Written exercise
Where a line below holds the string "text", copy that line.

Entries

————————

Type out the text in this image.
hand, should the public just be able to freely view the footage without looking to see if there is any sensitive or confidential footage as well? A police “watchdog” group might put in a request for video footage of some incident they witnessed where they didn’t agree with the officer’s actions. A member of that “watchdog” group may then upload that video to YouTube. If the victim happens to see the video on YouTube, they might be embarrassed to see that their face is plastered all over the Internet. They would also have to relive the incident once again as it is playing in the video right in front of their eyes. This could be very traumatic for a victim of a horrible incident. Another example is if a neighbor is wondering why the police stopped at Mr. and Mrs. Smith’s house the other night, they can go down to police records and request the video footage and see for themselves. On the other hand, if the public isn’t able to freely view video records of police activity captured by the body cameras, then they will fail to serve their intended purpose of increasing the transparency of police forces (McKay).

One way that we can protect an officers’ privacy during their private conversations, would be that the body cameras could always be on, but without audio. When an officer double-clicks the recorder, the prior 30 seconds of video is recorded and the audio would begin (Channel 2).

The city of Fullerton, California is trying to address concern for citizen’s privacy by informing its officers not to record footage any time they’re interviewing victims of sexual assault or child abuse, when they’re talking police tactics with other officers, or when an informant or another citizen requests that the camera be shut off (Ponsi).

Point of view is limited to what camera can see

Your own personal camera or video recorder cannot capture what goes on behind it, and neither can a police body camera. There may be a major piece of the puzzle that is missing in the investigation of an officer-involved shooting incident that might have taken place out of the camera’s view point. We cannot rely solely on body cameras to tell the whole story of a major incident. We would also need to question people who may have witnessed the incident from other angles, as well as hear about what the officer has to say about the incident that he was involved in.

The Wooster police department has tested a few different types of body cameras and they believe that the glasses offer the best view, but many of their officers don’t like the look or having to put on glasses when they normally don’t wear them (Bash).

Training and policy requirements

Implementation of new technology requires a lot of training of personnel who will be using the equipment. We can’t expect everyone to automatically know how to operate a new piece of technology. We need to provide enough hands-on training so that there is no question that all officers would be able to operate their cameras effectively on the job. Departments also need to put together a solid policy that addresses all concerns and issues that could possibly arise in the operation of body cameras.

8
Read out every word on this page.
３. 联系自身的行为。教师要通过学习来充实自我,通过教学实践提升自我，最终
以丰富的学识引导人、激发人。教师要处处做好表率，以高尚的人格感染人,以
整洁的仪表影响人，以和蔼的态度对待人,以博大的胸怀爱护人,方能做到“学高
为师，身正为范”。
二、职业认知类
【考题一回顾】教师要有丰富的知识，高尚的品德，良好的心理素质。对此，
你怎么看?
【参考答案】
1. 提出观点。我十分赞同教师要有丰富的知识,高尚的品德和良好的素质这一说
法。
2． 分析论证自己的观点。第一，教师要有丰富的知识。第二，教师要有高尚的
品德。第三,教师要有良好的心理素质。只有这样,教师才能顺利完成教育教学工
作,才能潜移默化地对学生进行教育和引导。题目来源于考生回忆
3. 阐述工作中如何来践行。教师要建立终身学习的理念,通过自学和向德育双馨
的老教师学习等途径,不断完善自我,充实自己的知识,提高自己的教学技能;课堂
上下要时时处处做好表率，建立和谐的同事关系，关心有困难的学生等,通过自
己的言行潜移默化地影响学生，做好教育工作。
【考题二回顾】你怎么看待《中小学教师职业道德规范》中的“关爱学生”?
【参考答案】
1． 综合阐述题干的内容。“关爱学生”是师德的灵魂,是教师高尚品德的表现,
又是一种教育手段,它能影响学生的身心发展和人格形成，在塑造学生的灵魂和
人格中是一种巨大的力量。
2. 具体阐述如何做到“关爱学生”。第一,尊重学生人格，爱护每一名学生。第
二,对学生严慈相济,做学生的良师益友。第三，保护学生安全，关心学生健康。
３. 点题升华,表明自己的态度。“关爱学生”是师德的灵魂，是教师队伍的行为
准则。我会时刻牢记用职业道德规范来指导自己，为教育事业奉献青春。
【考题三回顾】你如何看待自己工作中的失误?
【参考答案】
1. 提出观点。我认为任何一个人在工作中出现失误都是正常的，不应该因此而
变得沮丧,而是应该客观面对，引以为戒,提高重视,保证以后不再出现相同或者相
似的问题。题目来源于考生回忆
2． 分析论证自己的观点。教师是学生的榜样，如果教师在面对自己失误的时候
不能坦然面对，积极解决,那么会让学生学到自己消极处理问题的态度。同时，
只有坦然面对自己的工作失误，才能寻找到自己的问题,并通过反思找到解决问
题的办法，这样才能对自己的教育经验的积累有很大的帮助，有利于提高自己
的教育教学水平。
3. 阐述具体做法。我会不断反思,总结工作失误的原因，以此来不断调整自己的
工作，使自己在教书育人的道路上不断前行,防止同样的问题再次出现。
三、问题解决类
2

————————

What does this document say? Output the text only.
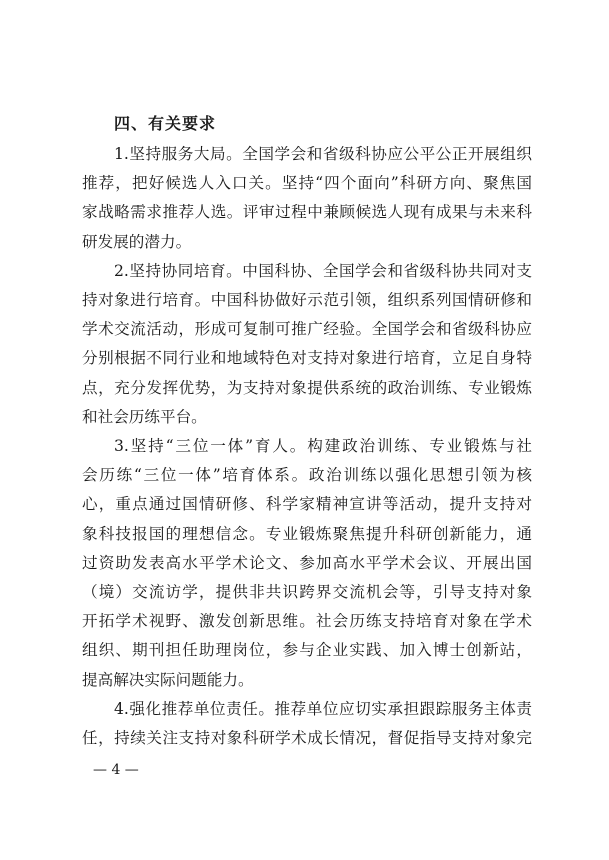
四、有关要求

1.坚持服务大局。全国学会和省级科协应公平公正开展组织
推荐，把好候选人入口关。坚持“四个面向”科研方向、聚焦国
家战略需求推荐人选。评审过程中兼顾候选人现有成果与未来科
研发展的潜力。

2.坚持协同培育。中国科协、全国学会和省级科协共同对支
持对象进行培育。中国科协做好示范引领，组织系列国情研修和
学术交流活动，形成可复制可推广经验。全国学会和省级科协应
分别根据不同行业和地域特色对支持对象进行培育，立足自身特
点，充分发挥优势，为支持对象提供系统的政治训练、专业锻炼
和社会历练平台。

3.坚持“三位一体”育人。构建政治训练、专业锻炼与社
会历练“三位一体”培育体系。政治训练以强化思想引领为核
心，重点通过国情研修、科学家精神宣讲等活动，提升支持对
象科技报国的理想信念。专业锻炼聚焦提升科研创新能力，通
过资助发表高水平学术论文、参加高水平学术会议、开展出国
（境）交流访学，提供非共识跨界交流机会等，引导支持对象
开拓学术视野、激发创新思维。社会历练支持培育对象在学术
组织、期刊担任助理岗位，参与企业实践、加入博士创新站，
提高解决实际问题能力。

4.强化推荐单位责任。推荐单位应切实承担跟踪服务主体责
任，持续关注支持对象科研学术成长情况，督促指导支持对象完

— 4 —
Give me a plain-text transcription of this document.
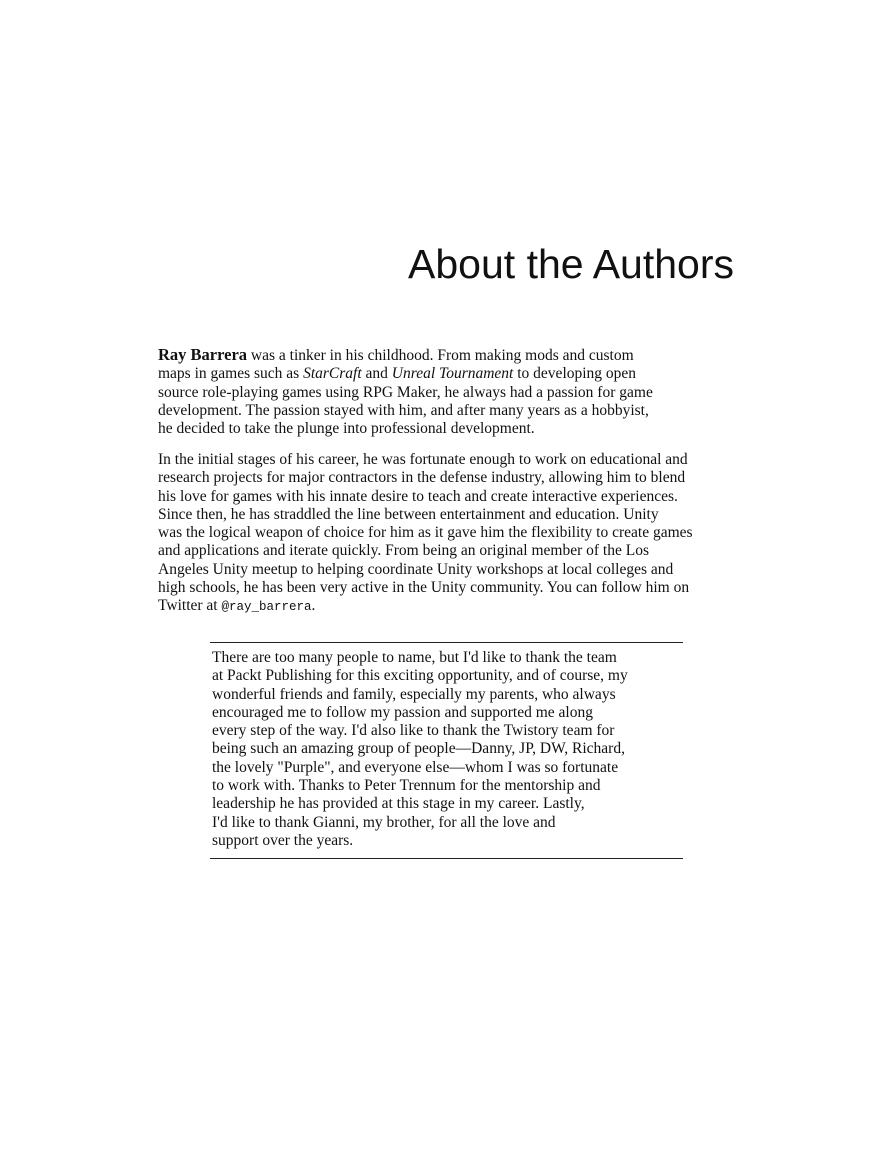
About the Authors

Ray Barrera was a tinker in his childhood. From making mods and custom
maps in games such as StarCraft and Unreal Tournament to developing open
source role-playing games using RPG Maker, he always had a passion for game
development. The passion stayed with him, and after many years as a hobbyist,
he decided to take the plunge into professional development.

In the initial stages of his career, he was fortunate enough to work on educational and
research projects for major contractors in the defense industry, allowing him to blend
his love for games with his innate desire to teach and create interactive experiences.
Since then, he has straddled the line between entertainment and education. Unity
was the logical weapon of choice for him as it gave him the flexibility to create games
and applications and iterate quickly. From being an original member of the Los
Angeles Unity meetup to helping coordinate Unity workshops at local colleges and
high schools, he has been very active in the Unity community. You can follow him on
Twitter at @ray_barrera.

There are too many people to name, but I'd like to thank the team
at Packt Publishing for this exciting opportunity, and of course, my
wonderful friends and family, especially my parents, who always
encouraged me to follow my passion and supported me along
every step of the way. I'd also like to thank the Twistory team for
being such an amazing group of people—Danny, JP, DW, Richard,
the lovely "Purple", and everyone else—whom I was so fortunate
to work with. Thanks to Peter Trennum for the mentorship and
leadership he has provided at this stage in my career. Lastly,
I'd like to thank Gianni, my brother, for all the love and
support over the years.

————————

Result
Type out the text in this image.
What does this document say? Output the text only.
Give me a plain-text transcription of this document.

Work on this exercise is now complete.